---------- Information shown
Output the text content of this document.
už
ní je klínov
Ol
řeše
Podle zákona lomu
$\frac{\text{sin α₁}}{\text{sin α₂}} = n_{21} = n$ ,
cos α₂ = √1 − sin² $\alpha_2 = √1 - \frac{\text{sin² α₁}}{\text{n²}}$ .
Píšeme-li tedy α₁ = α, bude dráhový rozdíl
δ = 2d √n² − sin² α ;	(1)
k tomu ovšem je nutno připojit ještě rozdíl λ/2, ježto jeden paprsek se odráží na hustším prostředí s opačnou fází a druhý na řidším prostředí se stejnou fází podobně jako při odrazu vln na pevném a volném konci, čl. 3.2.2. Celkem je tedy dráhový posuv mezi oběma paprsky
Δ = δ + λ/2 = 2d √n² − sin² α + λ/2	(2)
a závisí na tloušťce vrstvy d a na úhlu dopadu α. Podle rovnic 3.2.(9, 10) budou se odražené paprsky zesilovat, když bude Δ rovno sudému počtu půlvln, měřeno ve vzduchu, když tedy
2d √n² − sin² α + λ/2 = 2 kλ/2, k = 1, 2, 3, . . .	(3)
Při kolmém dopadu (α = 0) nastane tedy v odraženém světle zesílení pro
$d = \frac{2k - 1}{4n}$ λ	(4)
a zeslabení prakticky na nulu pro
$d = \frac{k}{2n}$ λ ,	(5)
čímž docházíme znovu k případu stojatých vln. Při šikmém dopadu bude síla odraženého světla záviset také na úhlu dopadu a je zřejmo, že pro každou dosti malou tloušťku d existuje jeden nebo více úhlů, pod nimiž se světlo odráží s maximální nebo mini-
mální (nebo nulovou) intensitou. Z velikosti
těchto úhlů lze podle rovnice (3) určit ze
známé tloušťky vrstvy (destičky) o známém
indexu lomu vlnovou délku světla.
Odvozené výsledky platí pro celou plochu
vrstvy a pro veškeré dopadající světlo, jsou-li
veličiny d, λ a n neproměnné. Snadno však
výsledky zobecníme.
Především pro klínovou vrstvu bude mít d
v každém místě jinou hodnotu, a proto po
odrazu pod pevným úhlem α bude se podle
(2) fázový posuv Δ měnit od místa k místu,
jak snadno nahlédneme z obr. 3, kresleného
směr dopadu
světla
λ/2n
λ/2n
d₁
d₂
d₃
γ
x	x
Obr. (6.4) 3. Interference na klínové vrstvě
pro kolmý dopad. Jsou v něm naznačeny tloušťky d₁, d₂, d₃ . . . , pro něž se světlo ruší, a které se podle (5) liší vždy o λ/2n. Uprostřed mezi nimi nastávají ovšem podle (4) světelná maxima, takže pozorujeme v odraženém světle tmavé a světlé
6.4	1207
--------------------
Stated goal: Copy down the material exactly as written.

Exercise result:
Output the text content of this document.
už
ní je klínov
Ol
řeše
Podle zákona lomu
$\frac{\text{sin α₁}}{\text{sin α₂}} = n_{21} = n$ ,
cos α₂ = √1 − sin² $\alpha_2 = √1 - \frac{\text{sin² α₁}}{\text{n²}}$ .
Píšeme-li tedy α₁ = α, bude dráhový rozdíl
δ = 2d √n² − sin² α ;	(1)
k tomu ovšem je nutno připojit ještě rozdíl λ/2, ježto jeden paprsek se odráží na hustším prostředí s opačnou fází a druhý na řidším prostředí se stejnou fází podobně jako při odrazu vln na pevném a volném konci, čl. 3.2.2. Celkem je tedy dráhový posuv mezi oběma paprsky
Δ = δ + λ/2 = 2d √n² − sin² α + λ/2	(2)
a závisí na tloušťce vrstvy d a na úhlu dopadu α. Podle rovnic 3.2.(9, 10) budou se odražené paprsky zesilovat, když bude Δ rovno sudému počtu půlvln, měřeno ve vzduchu, když tedy
2d √n² − sin² α + λ/2 = 2 kλ/2, k = 1, 2, 3, . . .	(3)
Při kolmém dopadu (α = 0) nastane tedy v odraženém světle zesílení pro
$d = \frac{2k - 1}{4n}$ λ	(4)
a zeslabení prakticky na nulu pro
$d = \frac{k}{2n}$ λ ,	(5)
čímž docházíme znovu k případu stojatých vln. Při šikmém dopadu bude síla odraženého světla záviset také na úhlu dopadu a je zřejmo, že pro každou dosti malou tloušťku d existuje jeden nebo více úhlů, pod nimiž se světlo odráží s maximální nebo mini-
mální (nebo nulovou) intensitou. Z velikosti
těchto úhlů lze podle rovnice (3) určit ze
známé tloušťky vrstvy (destičky) o známém
indexu lomu vlnovou délku světla.
Odvozené výsledky platí pro celou plochu
vrstvy a pro veškeré dopadající světlo, jsou-li
veličiny d, λ a n neproměnné. Snadno však
výsledky zobecníme.
Především pro klínovou vrstvu bude mít d
v každém místě jinou hodnotu, a proto po
odrazu pod pevným úhlem α bude se podle
(2) fázový posuv Δ měnit od místa k místu,
jak snadno nahlédneme z obr. 3, kresleného
směr dopadu
světla
λ/2n
λ/2n
d₁
d₂
d₃
γ
x	x
Obr. (6.4) 3. Interference na klínové vrstvě
pro kolmý dopad. Jsou v něm naznačeny tloušťky d₁, d₂, d₃ . . . , pro něž se světlo ruší, a které se podle (5) liší vždy o λ/2n. Uprostřed mezi nimi nastávají ovšem podle (4) světelná maxima, takže pozorujeme v odraženém světle tmavé a světlé
6.4	1207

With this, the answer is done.